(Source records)
+===+
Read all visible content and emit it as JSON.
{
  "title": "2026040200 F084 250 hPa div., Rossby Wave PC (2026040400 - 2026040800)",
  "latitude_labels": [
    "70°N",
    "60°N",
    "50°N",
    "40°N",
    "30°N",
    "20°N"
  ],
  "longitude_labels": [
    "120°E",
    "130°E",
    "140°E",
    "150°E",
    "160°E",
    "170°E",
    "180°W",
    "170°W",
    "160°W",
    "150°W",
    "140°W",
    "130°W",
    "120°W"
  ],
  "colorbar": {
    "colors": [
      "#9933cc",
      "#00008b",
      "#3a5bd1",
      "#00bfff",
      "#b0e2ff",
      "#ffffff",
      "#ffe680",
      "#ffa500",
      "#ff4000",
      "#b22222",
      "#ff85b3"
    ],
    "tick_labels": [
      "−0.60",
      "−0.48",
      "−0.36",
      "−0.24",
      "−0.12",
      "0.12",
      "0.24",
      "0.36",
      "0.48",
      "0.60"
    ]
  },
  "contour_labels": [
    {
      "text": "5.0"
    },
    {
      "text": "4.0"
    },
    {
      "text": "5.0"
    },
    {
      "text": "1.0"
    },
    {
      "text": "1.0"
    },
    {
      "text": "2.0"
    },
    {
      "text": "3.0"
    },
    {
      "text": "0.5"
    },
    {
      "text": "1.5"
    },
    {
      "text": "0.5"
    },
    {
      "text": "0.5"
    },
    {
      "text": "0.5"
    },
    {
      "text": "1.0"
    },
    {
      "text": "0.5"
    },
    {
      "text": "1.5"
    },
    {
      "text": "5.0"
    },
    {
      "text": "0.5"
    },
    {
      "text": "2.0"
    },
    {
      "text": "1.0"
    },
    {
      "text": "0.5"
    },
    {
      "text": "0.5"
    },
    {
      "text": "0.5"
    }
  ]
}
+===+
**Set problem**
From the records above, please extract every line and repeat it exactly.

**Solved exercise**
Read all visible content and emit it as JSON.
{
  "title": "2026040200 F084 250 hPa div., Rossby Wave PC (2026040400 - 2026040800)",
  "latitude_labels": [
    "70°N",
    "60°N",
    "50°N",
    "40°N",
    "30°N",
    "20°N"
  ],
  "longitude_labels": [
    "120°E",
    "130°E",
    "140°E",
    "150°E",
    "160°E",
    "170°E",
    "180°W",
    "170°W",
    "160°W",
    "150°W",
    "140°W",
    "130°W",
    "120°W"
  ],
  "colorbar": {
    "colors": [
      "#9933cc",
      "#00008b",
      "#3a5bd1",
      "#00bfff",
      "#b0e2ff",
      "#ffffff",
      "#ffe680",
      "#ffa500",
      "#ff4000",
      "#b22222",
      "#ff85b3"
    ],
    "tick_labels": [
      "−0.60",
      "−0.48",
      "−0.36",
      "−0.24",
      "−0.12",
      "0.12",
      "0.24",
      "0.36",
      "0.48",
      "0.60"
    ]
  },
  "contour_labels": [
    {
      "text": "5.0"
    },
    {
      "text": "4.0"
    },
    {
      "text": "5.0"
    },
    {
      "text": "1.0"
    },
    {
      "text": "1.0"
    },
    {
      "text": "2.0"
    },
    {
      "text": "3.0"
    },
    {
      "text": "0.5"
    },
    {
      "text": "1.5"
    },
    {
      "text": "0.5"
    },
    {
      "text": "0.5"
    },
    {
      "text": "0.5"
    },
    {
      "text": "1.0"
    },
    {
      "text": "0.5"
    },
    {
      "text": "1.5"
    },
    {
      "text": "5.0"
    },
    {
      "text": "0.5"
    },
    {
      "text": "2.0"
    },
    {
      "text": "1.0"
    },
    {
      "text": "0.5"
    },
    {
      "text": "0.5"
    },
    {
      "text": "0.5"
    }
  ]
}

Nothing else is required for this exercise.